[Figure collection entries]
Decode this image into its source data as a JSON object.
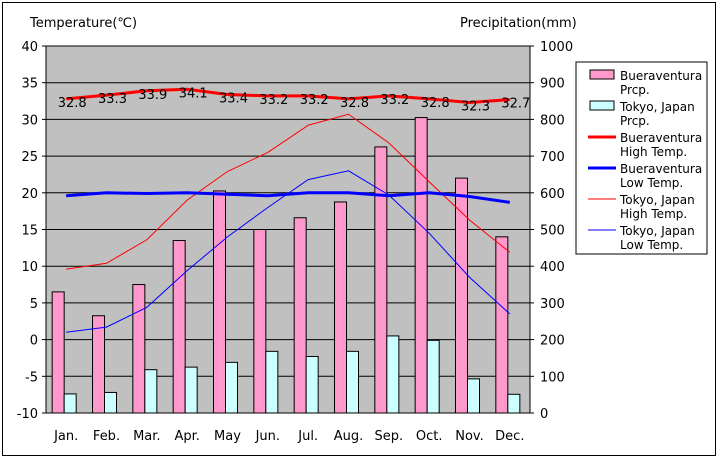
{
  "chart_data": {
    "type": "bar",
    "y_left_label": "Temperature(℃)",
    "y_right_label": "Precipitation(mm)",
    "categories": [
      "Jan.",
      "Feb.",
      "Mar.",
      "Apr.",
      "May",
      "Jun.",
      "Jul.",
      "Aug.",
      "Sep.",
      "Oct.",
      "Nov.",
      "Dec."
    ],
    "y_left_ticks": [
      "40",
      "35",
      "30",
      "25",
      "20",
      "15",
      "10",
      "5",
      "0",
      "-5",
      "-10"
    ],
    "y_right_ticks": [
      "1000",
      "900",
      "800",
      "700",
      "600",
      "500",
      "400",
      "300",
      "200",
      "100",
      "0"
    ],
    "ylim_left": [
      -10,
      40
    ],
    "ylim_right": [
      0,
      1000
    ],
    "legend_position": "right",
    "grid": true,
    "bar_series": [
      {
        "name": "Bueraventura Prcp.",
        "legend_lines": [
          "Bueraventura",
          "Prcp."
        ],
        "color": "#ff99cc",
        "values": [
          330,
          265,
          350,
          470,
          605,
          500,
          532,
          575,
          725,
          805,
          640,
          480
        ]
      },
      {
        "name": "Tokyo, Japan Prcp.",
        "legend_lines": [
          "Tokyo, Japan",
          "Prcp."
        ],
        "color": "#ccffff",
        "values": [
          52,
          56,
          118,
          125,
          138,
          168,
          154,
          168,
          210,
          198,
          93,
          51
        ]
      }
    ],
    "line_series": [
      {
        "name": "Bueraventura High Temp.",
        "legend_lines": [
          "Bueraventura",
          "High Temp."
        ],
        "color": "#ff0000",
        "width": 3,
        "values": [
          32.8,
          33.3,
          33.9,
          34.1,
          33.4,
          33.2,
          33.2,
          32.8,
          33.2,
          32.8,
          32.3,
          32.7
        ],
        "labels": [
          "32.8",
          "33.3",
          "33.9",
          "34.1",
          "33.4",
          "33.2",
          "33.2",
          "32.8",
          "33.2",
          "32.8",
          "32.3",
          "32.7"
        ]
      },
      {
        "name": "Bueraventura Low Temp.",
        "legend_lines": [
          "Bueraventura",
          "Low Temp."
        ],
        "color": "#0000ff",
        "width": 3,
        "values": [
          19.6,
          20.0,
          19.9,
          20.0,
          19.8,
          19.6,
          20.0,
          20.0,
          19.6,
          20.0,
          19.5,
          18.7
        ]
      },
      {
        "name": "Tokyo, Japan High Temp.",
        "legend_lines": [
          "Tokyo, Japan",
          "High Temp."
        ],
        "color": "#ff0000",
        "width": 1,
        "values": [
          9.6,
          10.4,
          13.6,
          19.0,
          22.9,
          25.5,
          29.2,
          30.7,
          26.8,
          21.5,
          16.3,
          11.9
        ]
      },
      {
        "name": "Tokyo, Japan Low Temp.",
        "legend_lines": [
          "Tokyo, Japan",
          "Low Temp."
        ],
        "color": "#0000ff",
        "width": 1,
        "values": [
          1.0,
          1.7,
          4.4,
          9.4,
          14.0,
          18.0,
          21.8,
          23.0,
          19.7,
          14.5,
          8.5,
          3.5
        ]
      }
    ]
  }
}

▸ SHORT PROBLEM
Pictures appear in the records above. Output everything except them, exactly.

▸ WRITTEN SOLUTION
Decode this image into its source data as a JSON object.
{
  "chart_data": {
    "type": "bar",
    "y_left_label": "Temperature(℃)",
    "y_right_label": "Precipitation(mm)",
    "categories": [
      "Jan.",
      "Feb.",
      "Mar.",
      "Apr.",
      "May",
      "Jun.",
      "Jul.",
      "Aug.",
      "Sep.",
      "Oct.",
      "Nov.",
      "Dec."
    ],
    "y_left_ticks": [
      "40",
      "35",
      "30",
      "25",
      "20",
      "15",
      "10",
      "5",
      "0",
      "-5",
      "-10"
    ],
    "y_right_ticks": [
      "1000",
      "900",
      "800",
      "700",
      "600",
      "500",
      "400",
      "300",
      "200",
      "100",
      "0"
    ],
    "ylim_left": [
      -10,
      40
    ],
    "ylim_right": [
      0,
      1000
    ],
    "legend_position": "right",
    "grid": true,
    "bar_series": [
      {
        "name": "Bueraventura Prcp.",
        "legend_lines": [
          "Bueraventura",
          "Prcp."
        ],
        "color": "#ff99cc",
        "values": [
          330,
          265,
          350,
          470,
          605,
          500,
          532,
          575,
          725,
          805,
          640,
          480
        ]
      },
      {
        "name": "Tokyo, Japan Prcp.",
        "legend_lines": [
          "Tokyo, Japan",
          "Prcp."
        ],
        "color": "#ccffff",
        "values": [
          52,
          56,
          118,
          125,
          138,
          168,
          154,
          168,
          210,
          198,
          93,
          51
        ]
      }
    ],
    "line_series": [
      {
        "name": "Bueraventura High Temp.",
        "legend_lines": [
          "Bueraventura",
          "High Temp."
        ],
        "color": "#ff0000",
        "width": 3,
        "values": [
          32.8,
          33.3,
          33.9,
          34.1,
          33.4,
          33.2,
          33.2,
          32.8,
          33.2,
          32.8,
          32.3,
          32.7
        ],
        "labels": [
          "32.8",
          "33.3",
          "33.9",
          "34.1",
          "33.4",
          "33.2",
          "33.2",
          "32.8",
          "33.2",
          "32.8",
          "32.3",
          "32.7"
        ]
      },
      {
        "name": "Bueraventura Low Temp.",
        "legend_lines": [
          "Bueraventura",
          "Low Temp."
        ],
        "color": "#0000ff",
        "width": 3,
        "values": [
          19.6,
          20.0,
          19.9,
          20.0,
          19.8,
          19.6,
          20.0,
          20.0,
          19.6,
          20.0,
          19.5,
          18.7
        ]
      },
      {
        "name": "Tokyo, Japan High Temp.",
        "legend_lines": [
          "Tokyo, Japan",
          "High Temp."
        ],
        "color": "#ff0000",
        "width": 1,
        "values": [
          9.6,
          10.4,
          13.6,
          19.0,
          22.9,
          25.5,
          29.2,
          30.7,
          26.8,
          21.5,
          16.3,
          11.9
        ]
      },
      {
        "name": "Tokyo, Japan Low Temp.",
        "legend_lines": [
          "Tokyo, Japan",
          "Low Temp."
        ],
        "color": "#0000ff",
        "width": 1,
        "values": [
          1.0,
          1.7,
          4.4,
          9.4,
          14.0,
          18.0,
          21.8,
          23.0,
          19.7,
          14.5,
          8.5,
          3.5
        ]
      }
    ]
  }
}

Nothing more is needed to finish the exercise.